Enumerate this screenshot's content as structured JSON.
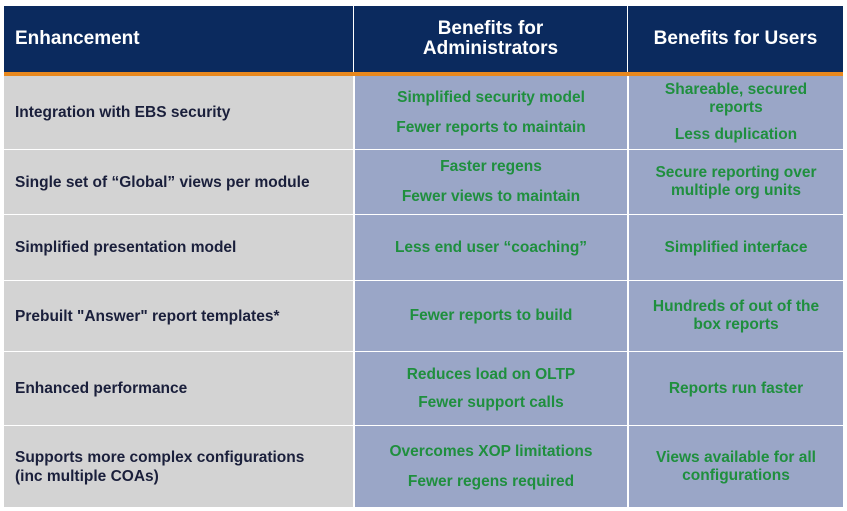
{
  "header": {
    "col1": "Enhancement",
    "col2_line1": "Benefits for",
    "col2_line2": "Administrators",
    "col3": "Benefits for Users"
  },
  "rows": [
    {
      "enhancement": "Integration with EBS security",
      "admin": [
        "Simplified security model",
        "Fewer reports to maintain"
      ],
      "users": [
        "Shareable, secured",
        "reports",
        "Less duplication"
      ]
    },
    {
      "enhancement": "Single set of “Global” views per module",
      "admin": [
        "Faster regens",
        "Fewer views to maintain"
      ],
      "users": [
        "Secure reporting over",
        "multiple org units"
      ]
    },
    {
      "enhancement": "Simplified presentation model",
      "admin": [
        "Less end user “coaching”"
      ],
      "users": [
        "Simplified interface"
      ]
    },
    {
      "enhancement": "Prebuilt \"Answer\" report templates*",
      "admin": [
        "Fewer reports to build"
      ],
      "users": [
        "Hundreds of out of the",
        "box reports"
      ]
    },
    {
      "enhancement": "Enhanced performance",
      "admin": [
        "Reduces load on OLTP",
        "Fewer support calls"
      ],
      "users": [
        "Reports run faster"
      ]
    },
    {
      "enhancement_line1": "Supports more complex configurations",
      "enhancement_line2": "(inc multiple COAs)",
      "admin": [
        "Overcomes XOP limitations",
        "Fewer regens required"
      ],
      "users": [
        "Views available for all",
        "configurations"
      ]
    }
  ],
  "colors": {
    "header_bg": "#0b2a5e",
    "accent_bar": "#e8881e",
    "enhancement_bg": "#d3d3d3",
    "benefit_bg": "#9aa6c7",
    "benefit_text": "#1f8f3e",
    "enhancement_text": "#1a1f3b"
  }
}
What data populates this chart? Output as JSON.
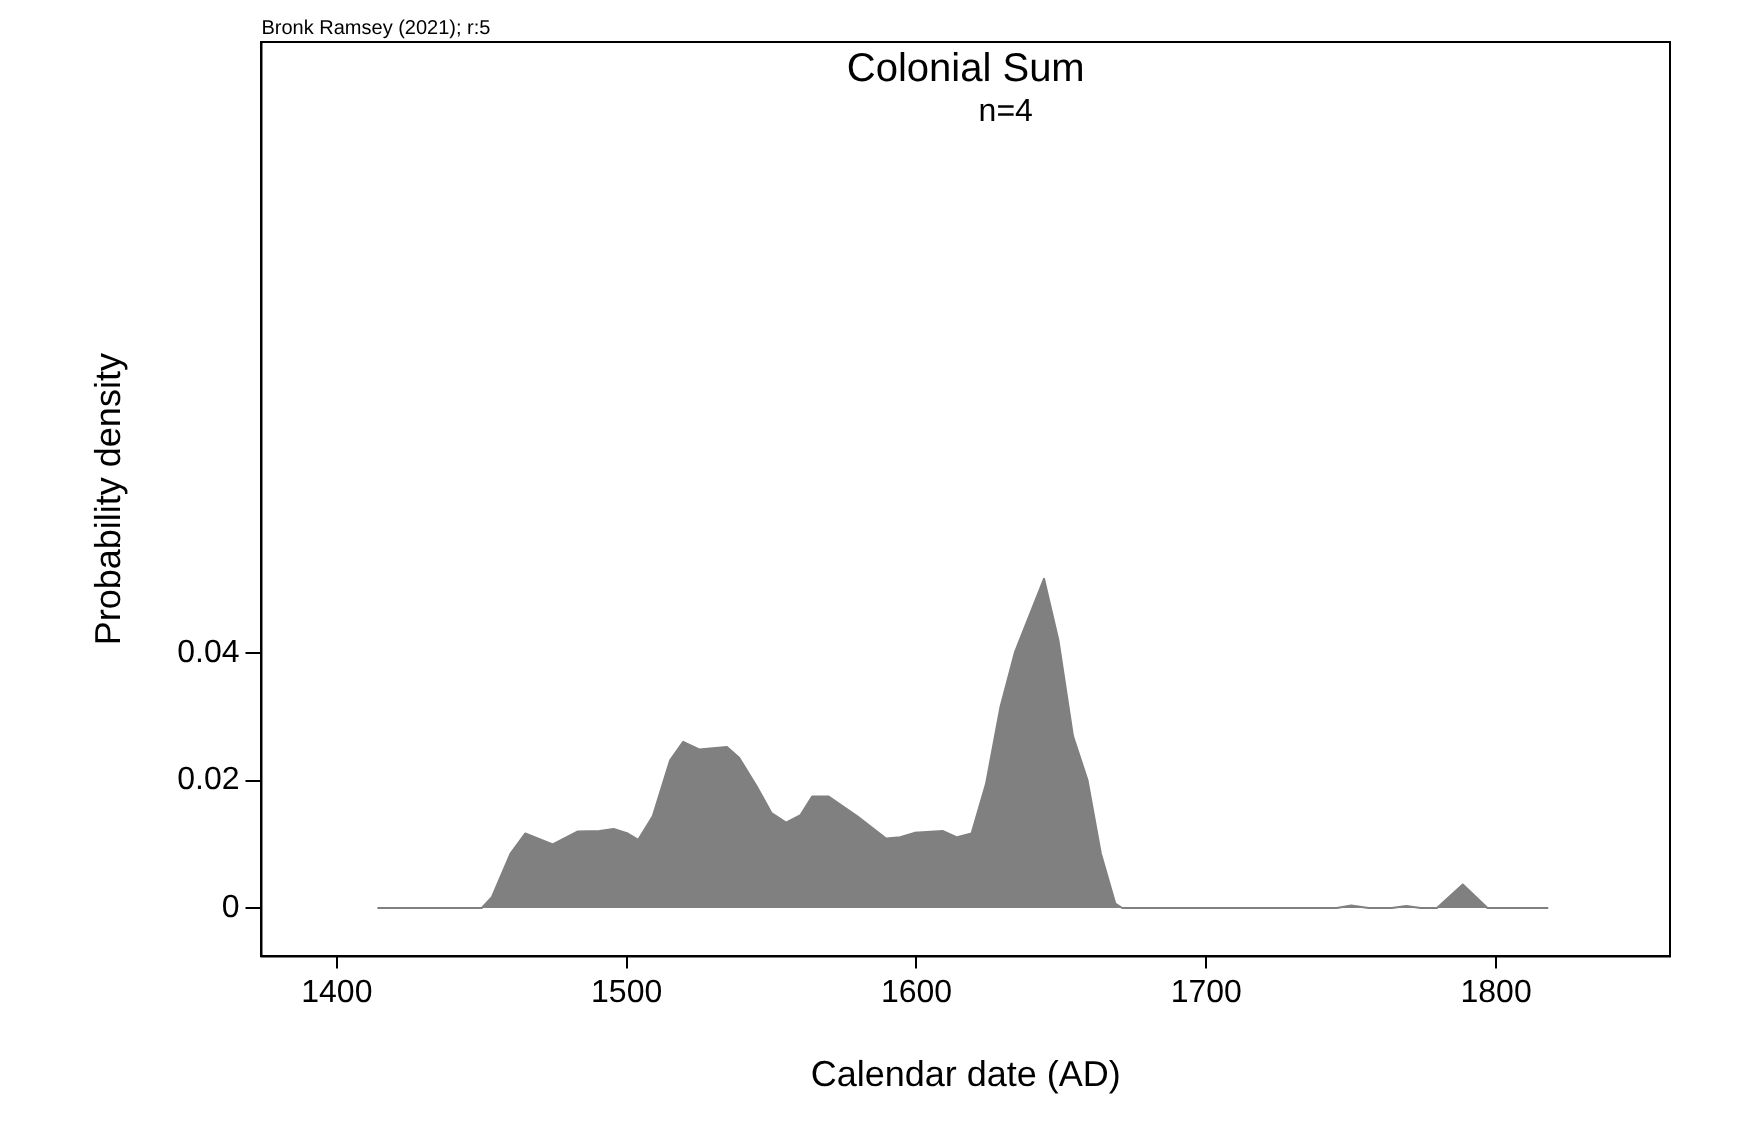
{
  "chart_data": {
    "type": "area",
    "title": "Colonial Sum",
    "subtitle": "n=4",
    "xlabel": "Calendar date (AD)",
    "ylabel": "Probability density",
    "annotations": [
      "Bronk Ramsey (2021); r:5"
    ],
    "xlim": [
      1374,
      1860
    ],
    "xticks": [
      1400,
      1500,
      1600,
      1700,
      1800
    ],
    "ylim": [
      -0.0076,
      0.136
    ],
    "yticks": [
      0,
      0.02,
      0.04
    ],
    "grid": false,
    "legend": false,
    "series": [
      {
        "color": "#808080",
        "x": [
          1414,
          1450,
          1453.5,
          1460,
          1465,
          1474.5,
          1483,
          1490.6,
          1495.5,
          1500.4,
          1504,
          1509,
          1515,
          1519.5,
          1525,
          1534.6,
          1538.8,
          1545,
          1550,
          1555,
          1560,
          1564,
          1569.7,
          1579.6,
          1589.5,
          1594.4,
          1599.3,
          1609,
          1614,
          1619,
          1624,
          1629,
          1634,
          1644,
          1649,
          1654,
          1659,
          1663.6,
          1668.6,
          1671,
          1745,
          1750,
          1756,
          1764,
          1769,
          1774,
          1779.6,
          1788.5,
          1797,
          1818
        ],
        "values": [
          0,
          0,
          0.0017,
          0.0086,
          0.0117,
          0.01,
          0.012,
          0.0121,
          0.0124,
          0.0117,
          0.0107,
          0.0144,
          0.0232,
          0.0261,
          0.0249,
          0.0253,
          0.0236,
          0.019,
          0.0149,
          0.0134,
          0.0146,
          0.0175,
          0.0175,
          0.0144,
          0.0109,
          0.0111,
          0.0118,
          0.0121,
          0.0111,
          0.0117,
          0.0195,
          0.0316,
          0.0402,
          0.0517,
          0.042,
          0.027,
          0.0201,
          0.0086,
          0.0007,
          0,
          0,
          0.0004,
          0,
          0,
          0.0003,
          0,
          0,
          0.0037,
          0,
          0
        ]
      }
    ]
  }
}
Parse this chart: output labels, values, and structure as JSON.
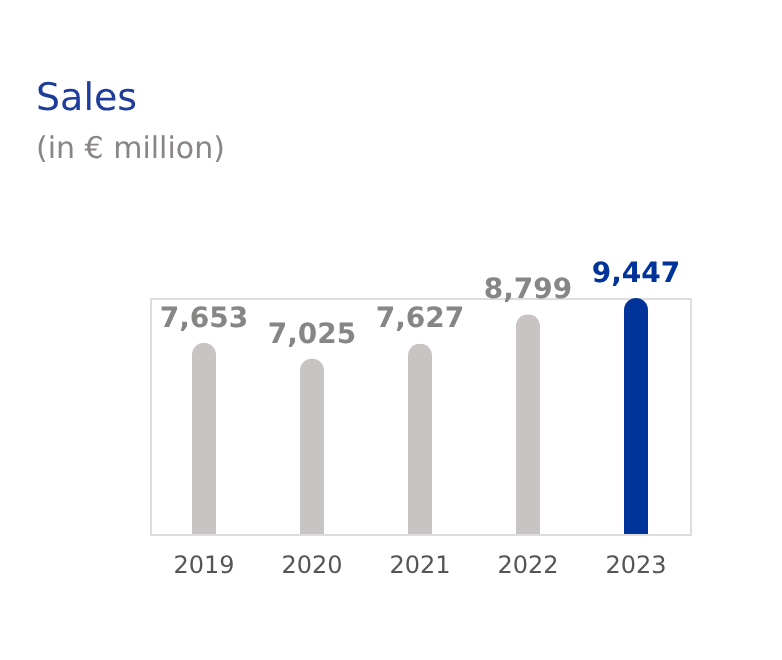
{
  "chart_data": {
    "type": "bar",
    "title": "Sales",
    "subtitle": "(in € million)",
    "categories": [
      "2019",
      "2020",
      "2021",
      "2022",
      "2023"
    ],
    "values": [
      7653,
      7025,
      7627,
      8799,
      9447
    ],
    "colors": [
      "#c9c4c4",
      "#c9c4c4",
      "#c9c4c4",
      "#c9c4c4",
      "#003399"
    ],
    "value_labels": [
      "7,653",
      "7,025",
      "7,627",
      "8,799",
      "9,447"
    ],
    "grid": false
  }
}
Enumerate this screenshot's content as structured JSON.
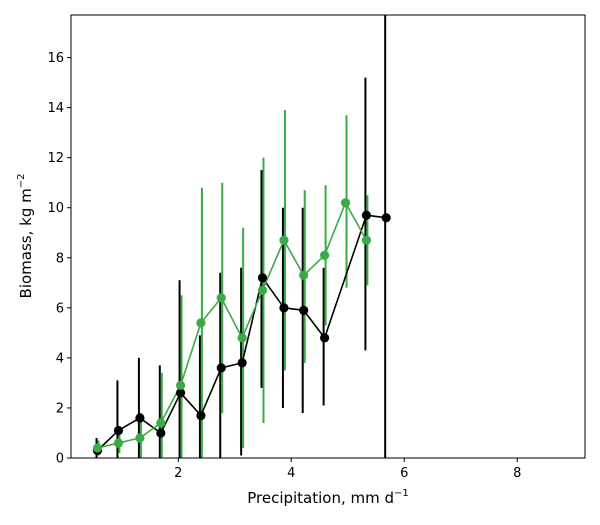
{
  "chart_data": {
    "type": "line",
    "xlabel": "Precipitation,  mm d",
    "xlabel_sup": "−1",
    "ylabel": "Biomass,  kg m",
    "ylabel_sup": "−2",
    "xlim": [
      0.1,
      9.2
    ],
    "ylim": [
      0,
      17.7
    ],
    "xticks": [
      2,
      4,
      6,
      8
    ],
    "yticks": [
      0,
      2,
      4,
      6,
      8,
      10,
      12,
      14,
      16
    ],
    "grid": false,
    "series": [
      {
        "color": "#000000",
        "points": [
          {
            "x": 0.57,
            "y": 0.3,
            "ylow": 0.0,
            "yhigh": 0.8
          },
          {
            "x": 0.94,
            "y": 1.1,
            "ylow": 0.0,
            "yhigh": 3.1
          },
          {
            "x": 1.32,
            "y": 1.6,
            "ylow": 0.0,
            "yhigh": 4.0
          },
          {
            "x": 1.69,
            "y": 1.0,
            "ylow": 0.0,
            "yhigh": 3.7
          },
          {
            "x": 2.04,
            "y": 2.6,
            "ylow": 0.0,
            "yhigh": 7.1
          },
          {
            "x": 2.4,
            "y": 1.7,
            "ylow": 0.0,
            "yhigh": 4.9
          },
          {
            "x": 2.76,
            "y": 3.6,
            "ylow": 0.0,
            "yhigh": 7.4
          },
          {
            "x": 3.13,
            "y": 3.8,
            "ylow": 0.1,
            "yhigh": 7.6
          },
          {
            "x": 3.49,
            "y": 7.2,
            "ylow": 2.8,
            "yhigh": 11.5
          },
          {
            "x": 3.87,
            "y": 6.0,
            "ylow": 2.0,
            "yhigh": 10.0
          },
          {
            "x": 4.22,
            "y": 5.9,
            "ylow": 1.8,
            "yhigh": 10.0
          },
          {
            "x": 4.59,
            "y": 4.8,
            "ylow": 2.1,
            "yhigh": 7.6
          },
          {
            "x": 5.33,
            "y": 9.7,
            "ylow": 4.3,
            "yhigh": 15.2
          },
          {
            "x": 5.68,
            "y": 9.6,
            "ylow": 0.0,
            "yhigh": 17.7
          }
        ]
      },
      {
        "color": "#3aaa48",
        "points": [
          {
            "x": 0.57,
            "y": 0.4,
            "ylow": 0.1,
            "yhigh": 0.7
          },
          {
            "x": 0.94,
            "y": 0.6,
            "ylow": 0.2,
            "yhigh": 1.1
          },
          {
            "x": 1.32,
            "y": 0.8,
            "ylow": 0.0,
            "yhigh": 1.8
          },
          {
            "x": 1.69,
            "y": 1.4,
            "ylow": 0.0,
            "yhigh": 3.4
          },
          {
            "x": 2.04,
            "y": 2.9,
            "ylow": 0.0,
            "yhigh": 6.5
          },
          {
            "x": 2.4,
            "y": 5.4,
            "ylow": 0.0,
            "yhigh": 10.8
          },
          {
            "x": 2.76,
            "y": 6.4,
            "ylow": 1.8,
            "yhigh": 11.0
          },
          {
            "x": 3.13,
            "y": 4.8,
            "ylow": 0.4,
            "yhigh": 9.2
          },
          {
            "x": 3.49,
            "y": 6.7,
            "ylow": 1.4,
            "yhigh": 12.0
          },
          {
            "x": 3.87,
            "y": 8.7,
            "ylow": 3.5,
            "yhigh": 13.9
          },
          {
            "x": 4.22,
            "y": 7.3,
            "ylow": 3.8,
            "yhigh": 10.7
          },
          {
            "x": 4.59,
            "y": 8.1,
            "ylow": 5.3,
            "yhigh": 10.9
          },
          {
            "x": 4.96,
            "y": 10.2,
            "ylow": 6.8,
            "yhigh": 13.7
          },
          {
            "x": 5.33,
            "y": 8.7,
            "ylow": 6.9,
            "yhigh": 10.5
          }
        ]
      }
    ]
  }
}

## PROMPT
Work out how many lines of the listing above include the word "multiple". Report only the number.

## IN RESPONSE
2